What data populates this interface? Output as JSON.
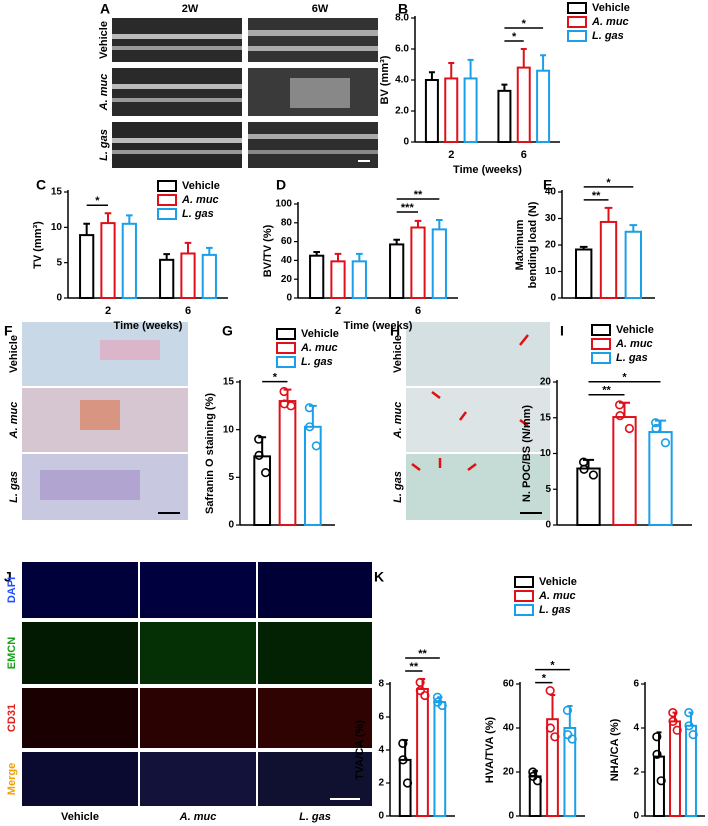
{
  "figure": {
    "panel_letters": [
      "A",
      "B",
      "C",
      "D",
      "E",
      "F",
      "G",
      "H",
      "I",
      "J",
      "K"
    ],
    "panel_A": {
      "columns": [
        "2W",
        "6W"
      ],
      "rows": [
        "Vehicle",
        "A. muc",
        "L. gas"
      ]
    },
    "panel_F": {
      "rows": [
        "Vehicle",
        "A. muc",
        "L. gas"
      ]
    },
    "panel_H": {
      "rows": [
        "Vehicle",
        "A. muc",
        "L. gas"
      ]
    },
    "panel_J": {
      "rows": [
        "DAPI",
        "EMCN",
        "CD31",
        "Merge"
      ],
      "row_colors": [
        "#1f4fff",
        "#1aa01a",
        "#e0201a",
        "#f0a000"
      ],
      "columns": [
        "Vehicle",
        "A. muc",
        "L. gas"
      ]
    }
  },
  "chart_data": [
    {
      "type": "bar",
      "ylabel": "BV (mm³)",
      "xlabel": "Time (weeks)",
      "categories": [
        "2",
        "6"
      ],
      "ylim": [
        0,
        8
      ],
      "yticks": [
        0,
        {
          "value": 2,
          "label": "2.0"
        },
        {
          "value": 4,
          "label": "4.0"
        },
        {
          "value": 6,
          "label": "6.0"
        },
        {
          "value": 8,
          "label": "8.0"
        }
      ],
      "series": [
        {
          "name": "Vehicle",
          "color": "#000000",
          "values": [
            4.0,
            3.3
          ],
          "errors": [
            0.5,
            0.4
          ]
        },
        {
          "name": "A. muc",
          "color": "#e0101a",
          "values": [
            4.1,
            4.8
          ],
          "errors": [
            1.0,
            1.2
          ]
        },
        {
          "name": "L. gas",
          "color": "#1a9fe8",
          "values": [
            4.1,
            4.6
          ],
          "errors": [
            1.2,
            1.0
          ]
        }
      ],
      "annotations": [
        {
          "label": "*",
          "category": 1,
          "series": [
            0,
            1
          ]
        },
        {
          "label": "*",
          "category": 1,
          "series": [
            0,
            2
          ]
        }
      ]
    },
    {
      "type": "bar",
      "ylabel": "TV (mm³)",
      "xlabel": "Time (weeks)",
      "categories": [
        "2",
        "6"
      ],
      "ylim": [
        0,
        15
      ],
      "yticks": [
        0,
        5,
        10,
        15
      ],
      "series": [
        {
          "name": "Vehicle",
          "color": "#000000",
          "values": [
            8.9,
            5.4
          ],
          "errors": [
            1.6,
            0.8
          ]
        },
        {
          "name": "A. muc",
          "color": "#e0101a",
          "values": [
            10.6,
            6.3
          ],
          "errors": [
            1.4,
            1.5
          ]
        },
        {
          "name": "L. gas",
          "color": "#1a9fe8",
          "values": [
            10.5,
            6.1
          ],
          "errors": [
            1.2,
            1.0
          ]
        }
      ],
      "annotations": [
        {
          "label": "*",
          "category": 0,
          "series": [
            0,
            1
          ]
        }
      ]
    },
    {
      "type": "bar",
      "ylabel": "BV/TV (%)",
      "xlabel": "Time (weeks)",
      "categories": [
        "2",
        "6"
      ],
      "ylim": [
        0,
        100
      ],
      "yticks": [
        0,
        20,
        40,
        60,
        80,
        100
      ],
      "series": [
        {
          "color": "#000000",
          "values": [
            45,
            57
          ],
          "errors": [
            4,
            5
          ]
        },
        {
          "color": "#e0101a",
          "values": [
            39,
            75
          ],
          "errors": [
            8,
            7
          ]
        },
        {
          "color": "#1a9fe8",
          "values": [
            39,
            73
          ],
          "errors": [
            8,
            10
          ]
        }
      ],
      "annotations": [
        {
          "label": "***",
          "category": 1,
          "series": [
            0,
            1
          ]
        },
        {
          "label": "**",
          "category": 1,
          "series": [
            0,
            2
          ]
        }
      ]
    },
    {
      "type": "bar",
      "ylabel": [
        "Maximum",
        "bending load (N)"
      ],
      "categories": [
        null
      ],
      "ylim": [
        0,
        40
      ],
      "yticks": [
        0,
        10,
        20,
        30,
        40
      ],
      "series": [
        {
          "color": "#000000",
          "values": [
            18.3
          ],
          "errors": [
            1.0
          ]
        },
        {
          "color": "#e0101a",
          "values": [
            28.7
          ],
          "errors": [
            5.3
          ]
        },
        {
          "color": "#1a9fe8",
          "values": [
            25.0
          ],
          "errors": [
            2.5
          ]
        }
      ],
      "annotations": [
        {
          "label": "**",
          "category": 0,
          "series": [
            0,
            1
          ]
        },
        {
          "label": "*",
          "category": 0,
          "series": [
            0,
            2
          ]
        }
      ]
    },
    {
      "type": "bar",
      "ylabel": "Safranin O staining (%)",
      "categories": [
        null
      ],
      "ylim": [
        0,
        15
      ],
      "yticks": [
        0,
        5,
        10,
        15
      ],
      "series": [
        {
          "name": "Vehicle",
          "color": "#000000",
          "values": [
            7.2
          ],
          "errors": [
            2.0
          ],
          "points": [
            [
              9.0,
              7.3,
              5.5
            ]
          ]
        },
        {
          "name": "A. muc",
          "color": "#e0101a",
          "values": [
            13.0
          ],
          "errors": [
            1.2
          ],
          "points": [
            [
              14.0,
              12.7,
              12.5
            ]
          ]
        },
        {
          "name": "L. gas",
          "color": "#1a9fe8",
          "values": [
            10.3
          ],
          "errors": [
            2.2
          ],
          "points": [
            [
              12.3,
              10.3,
              8.3
            ]
          ]
        }
      ],
      "annotations": [
        {
          "label": "*",
          "category": 0,
          "series": [
            0,
            1
          ]
        }
      ]
    },
    {
      "type": "bar",
      "ylabel": "N. POC/BS (N/mm)",
      "categories": [
        null
      ],
      "ylim": [
        0,
        20
      ],
      "yticks": [
        0,
        5,
        10,
        15,
        20
      ],
      "series": [
        {
          "name": "Vehicle",
          "color": "#000000",
          "values": [
            7.9
          ],
          "errors": [
            1.2
          ],
          "points": [
            [
              8.8,
              7.8,
              7.0
            ]
          ]
        },
        {
          "name": "A. muc",
          "color": "#e0101a",
          "values": [
            15.1
          ],
          "errors": [
            2.0
          ],
          "points": [
            [
              16.8,
              15.3,
              13.5
            ]
          ]
        },
        {
          "name": "L. gas",
          "color": "#1a9fe8",
          "values": [
            13.0
          ],
          "errors": [
            1.6
          ],
          "points": [
            [
              14.3,
              13.5,
              11.5
            ]
          ]
        }
      ],
      "annotations": [
        {
          "label": "**",
          "category": 0,
          "series": [
            0,
            1
          ]
        },
        {
          "label": "*",
          "category": 0,
          "series": [
            0,
            2
          ]
        }
      ]
    },
    {
      "type": "bar",
      "ylabel": "TVA/CA (%)",
      "categories": [
        null
      ],
      "ylim": [
        0,
        8
      ],
      "yticks": [
        0,
        2,
        4,
        6,
        8
      ],
      "series": [
        {
          "name": "Vehicle",
          "color": "#000000",
          "values": [
            3.4
          ],
          "errors": [
            1.2
          ],
          "points": [
            [
              4.4,
              3.4,
              2.0
            ]
          ]
        },
        {
          "name": "A. muc",
          "color": "#e0101a",
          "values": [
            7.7
          ],
          "errors": [
            0.6
          ],
          "points": [
            [
              8.1,
              7.6,
              7.3
            ]
          ]
        },
        {
          "name": "L. gas",
          "color": "#1a9fe8",
          "values": [
            6.9
          ],
          "errors": [
            0.3
          ],
          "points": [
            [
              7.2,
              6.9,
              6.7
            ]
          ]
        }
      ],
      "annotations": [
        {
          "label": "**",
          "category": 0,
          "series": [
            0,
            1
          ]
        },
        {
          "label": "**",
          "category": 0,
          "series": [
            0,
            2
          ]
        }
      ]
    },
    {
      "type": "bar",
      "ylabel": "HVA/TVA (%)",
      "categories": [
        null
      ],
      "ylim": [
        0,
        60
      ],
      "yticks": [
        0,
        20,
        40,
        60
      ],
      "series": [
        {
          "color": "#000000",
          "values": [
            18
          ],
          "errors": [
            2.5
          ],
          "points": [
            [
              20,
              18,
              16
            ]
          ]
        },
        {
          "color": "#e0101a",
          "values": [
            44
          ],
          "errors": [
            11
          ],
          "points": [
            [
              57,
              40,
              36
            ]
          ]
        },
        {
          "color": "#1a9fe8",
          "values": [
            40
          ],
          "errors": [
            10
          ],
          "points": [
            [
              48,
              37,
              35
            ]
          ]
        }
      ],
      "annotations": [
        {
          "label": "*",
          "category": 0,
          "series": [
            0,
            1
          ]
        },
        {
          "label": "*",
          "category": 0,
          "series": [
            0,
            2
          ]
        }
      ]
    },
    {
      "type": "bar",
      "ylabel": "NHA/CA (%)",
      "categories": [
        null
      ],
      "ylim": [
        0,
        6
      ],
      "yticks": [
        0,
        2,
        4,
        6
      ],
      "series": [
        {
          "color": "#000000",
          "values": [
            2.7
          ],
          "errors": [
            1.1
          ],
          "points": [
            [
              3.6,
              2.8,
              1.6
            ]
          ]
        },
        {
          "color": "#e0101a",
          "values": [
            4.3
          ],
          "errors": [
            0.4
          ],
          "points": [
            [
              4.7,
              4.3,
              3.9
            ]
          ]
        },
        {
          "color": "#1a9fe8",
          "values": [
            4.1
          ],
          "errors": [
            0.6
          ],
          "points": [
            [
              4.7,
              4.1,
              3.7
            ]
          ]
        }
      ]
    }
  ]
}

****************************************

* _OBJECTIVE_
Report the number of lines holding the string "ylabel", without any other words.

* _ANSWER TO THE PROBLEM_
9